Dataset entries
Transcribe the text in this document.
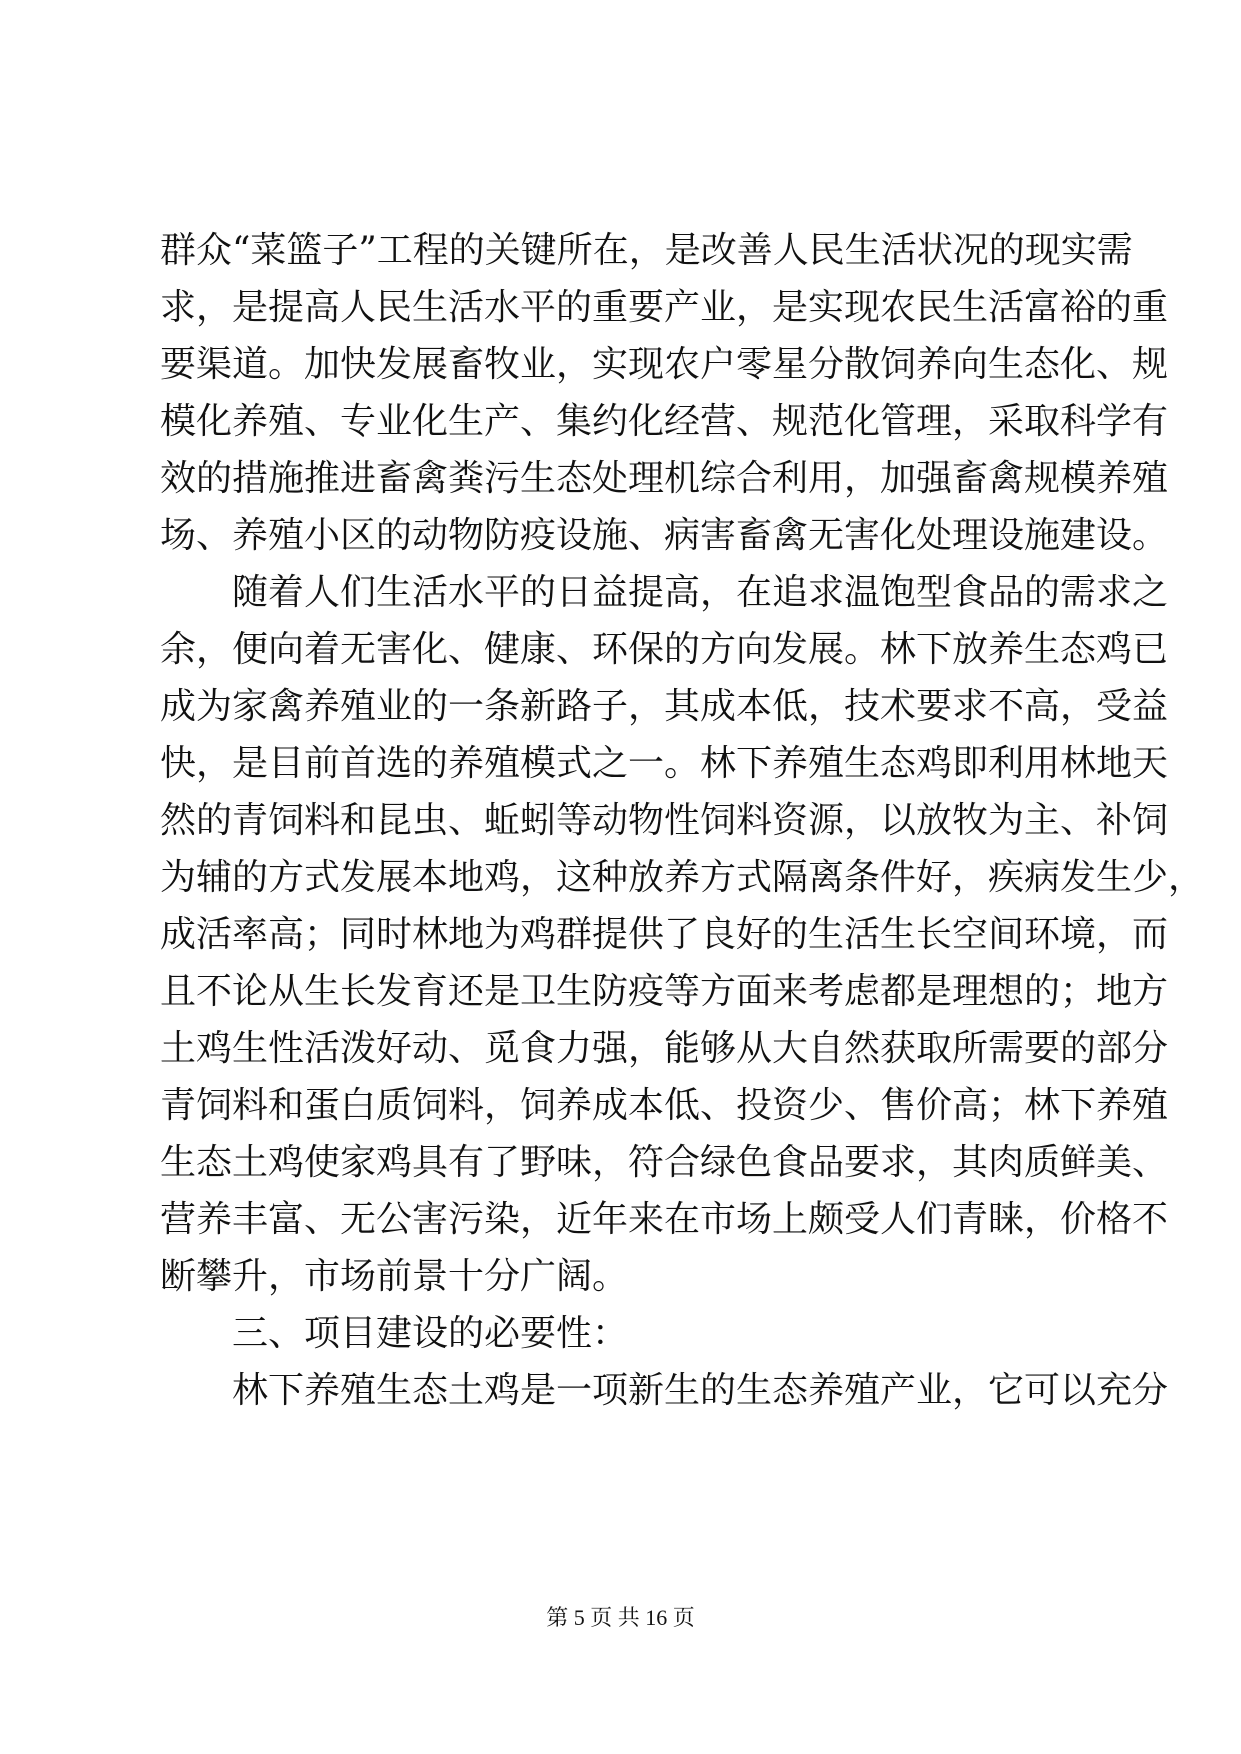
群众“菜篮子”工程的关键所在，是改善人民生活状况的现实需
求，是提高人民生活水平的重要产业，是实现农民生活富裕的重
要渠道。加快发展畜牧业，实现农户零星分散饲养向生态化、规
模化养殖、专业化生产、集约化经营、规范化管理，采取科学有
效的措施推进畜禽粪污生态处理机综合利用，加强畜禽规模养殖
场、养殖小区的动物防疫设施、病害畜禽无害化处理设施建设。
随着人们生活水平的日益提高，在追求温饱型食品的需求之
余，便向着无害化、健康、环保的方向发展。林下放养生态鸡已
成为家禽养殖业的一条新路子，其成本低，技术要求不高，受益
快，是目前首选的养殖模式之一。林下养殖生态鸡即利用林地天
然的青饲料和昆虫、蚯蚓等动物性饲料资源，以放牧为主、补饲
为辅的方式发展本地鸡，这种放养方式隔离条件好，疾病发生少，
成活率高；同时林地为鸡群提供了良好的生活生长空间环境，而
且不论从生长发育还是卫生防疫等方面来考虑都是理想的；地方
土鸡生性活泼好动、觅食力强，能够从大自然获取所需要的部分
青饲料和蛋白质饲料，饲养成本低、投资少、售价高；林下养殖
生态土鸡使家鸡具有了野味，符合绿色食品要求，其肉质鲜美、
营养丰富、无公害污染，近年来在市场上颇受人们青睐，价格不
断攀升，市场前景十分广阔。
三、项目建设的必要性：
林下养殖生态土鸡是一项新生的生态养殖产业，它可以充分
第 5 页 共 16 页
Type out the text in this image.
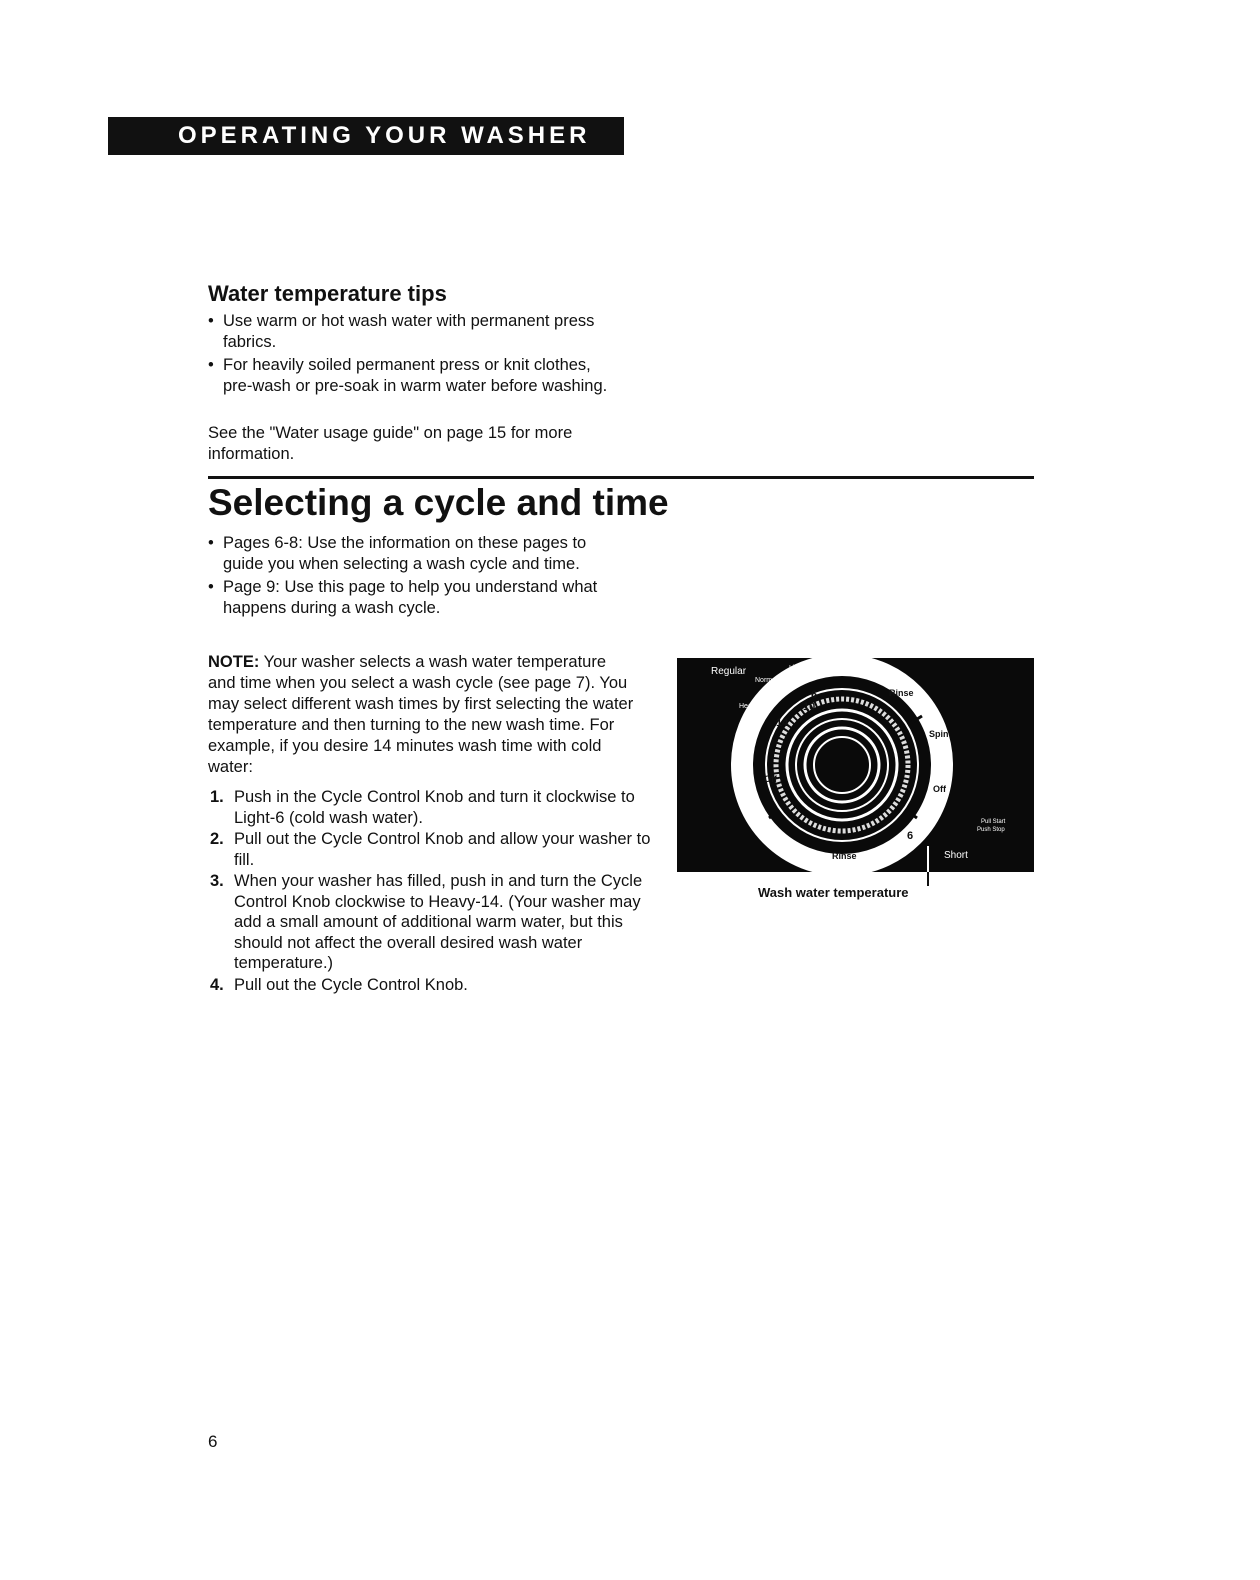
OPERATING YOUR WASHER
Water temperature tips
• Use warm or hot wash water with permanent press fabrics.
• For heavily soiled permanent press or knit clothes, pre-wash or pre-soak in warm water before washing.

See the "Water usage guide" on page 15 for more information.

Selecting a cycle and time
• Pages 6-8: Use the information on these pages to guide you when selecting a wash cycle and time.
• Page 9: Use this page to help you understand what happens during a wash cycle.

NOTE: Your washer selects a wash water temperature and time when you select a wash cycle (see page 7). You may select different wash times by first selecting the water temperature and then turning to the new wash time. For example, if you desire 14 minutes wash time with cold water:

1. Push in the Cycle Control Knob and turn it clockwise to Light-6 (cold wash water).
2. Pull out the Cycle Control Knob and allow your washer to fill.
3. When your washer has filled, push in and turn the Cycle Control Knob clockwise to Heavy-14. (Your washer may add a small amount of additional warm water, but this should not affect the overall desired wash water temperature.)
4. Pull out the Cycle Control Knob.
Regular	Light
Normal
Heavy
6
10
14
Rinse
Spin
Off
Off
Rinse
6
Pull Start
Push Stop
Short
Wash water temperature
6
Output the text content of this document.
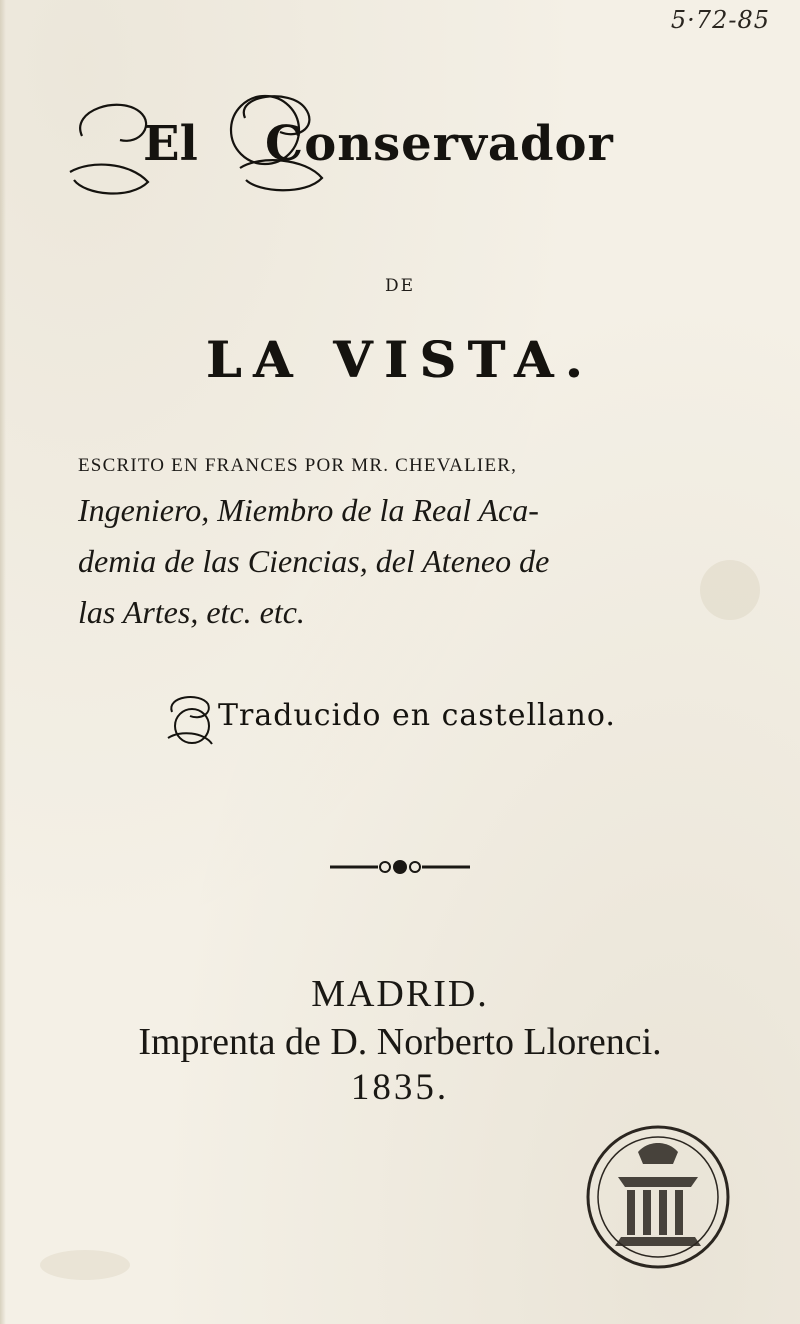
5·72-85
El Conservador
DE
LA VISTA.
ESCRITO EN FRANCES POR MR. CHEVALIER,
Ingeniero, Miembro de la Real Aca-
demia de las Ciencias, del Ateneo de
las Artes, etc. etc.
Traducido en castellano.
MADRID.
Imprenta de D. Norberto Llorenci.
1835.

**Work required:**
Give back the entries verbatim. Do not include any picture.

**Exercise output:**
Transcribe the text in this document.
群众“菜篮子”工程的关键所在，是改善人民生活状况的现实需
求，是提高人民生活水平的重要产业，是实现农民生活富裕的重
要渠道。加快发展畜牧业，实现农户零星分散饲养向生态化、规
模化养殖、专业化生产、集约化经营、规范化管理，采取科学有
效的措施推进畜禽粪污生态处理机综合利用，加强畜禽规模养殖
场、养殖小区的动物防疫设施、病害畜禽无害化处理设施建设。
随着人们生活水平的日益提高，在追求温饱型食品的需求之
余，便向着无害化、健康、环保的方向发展。林下放养生态鸡已
成为家禽养殖业的一条新路子，其成本低，技术要求不高，受益
快，是目前首选的养殖模式之一。林下养殖生态鸡即利用林地天
然的青饲料和昆虫、蚯蚓等动物性饲料资源，以放牧为主、补饲
为辅的方式发展本地鸡，这种放养方式隔离条件好，疾病发生少，
成活率高；同时林地为鸡群提供了良好的生活生长空间环境，而
且不论从生长发育还是卫生防疫等方面来考虑都是理想的；地方
土鸡生性活泼好动、觅食力强，能够从大自然获取所需要的部分
青饲料和蛋白质饲料，饲养成本低、投资少、售价高；林下养殖
生态土鸡使家鸡具有了野味，符合绿色食品要求，其肉质鲜美、
营养丰富、无公害污染，近年来在市场上颇受人们青睐，价格不
断攀升，市场前景十分广阔。
三、项目建设的必要性：
林下养殖生态土鸡是一项新生的生态养殖产业，它可以充分
第 5 页 共 16 页
Type out the text in this image.
OPERATING YOUR WASHER
Water temperature tips
• Use warm or hot wash water with permanent press fabrics.
• For heavily soiled permanent press or knit clothes, pre-wash or pre-soak in warm water before washing.

See the "Water usage guide" on page 15 for more information.

Selecting a cycle and time
• Pages 6-8: Use the information on these pages to guide you when selecting a wash cycle and time.
• Page 9: Use this page to help you understand what happens during a wash cycle.

NOTE: Your washer selects a wash water temperature and time when you select a wash cycle (see page 7). You may select different wash times by first selecting the water temperature and then turning to the new wash time. For example, if you desire 14 minutes wash time with cold water:

1. Push in the Cycle Control Knob and turn it clockwise to Light-6 (cold wash water).
2. Pull out the Cycle Control Knob and allow your washer to fill.
3. When your washer has filled, push in and turn the Cycle Control Knob clockwise to Heavy-14. (Your washer may add a small amount of additional warm water, but this should not affect the overall desired wash water temperature.)
4. Pull out the Cycle Control Knob.
Regular	Light
Normal
Heavy
6
10
14
Rinse
Spin
Off
Off
Rinse
6
Pull Start
Push Stop
Short
Wash water temperature
6
Output the text content of this document.
5·72-85
El Conservador
DE
LA VISTA.
ESCRITO EN FRANCES POR MR. CHEVALIER,
Ingeniero, Miembro de la Real Aca-
demia de las Ciencias, del Ateneo de
las Artes, etc. etc.
Traducido en castellano.
MADRID.
Imprenta de D. Norberto Llorenci.
1835.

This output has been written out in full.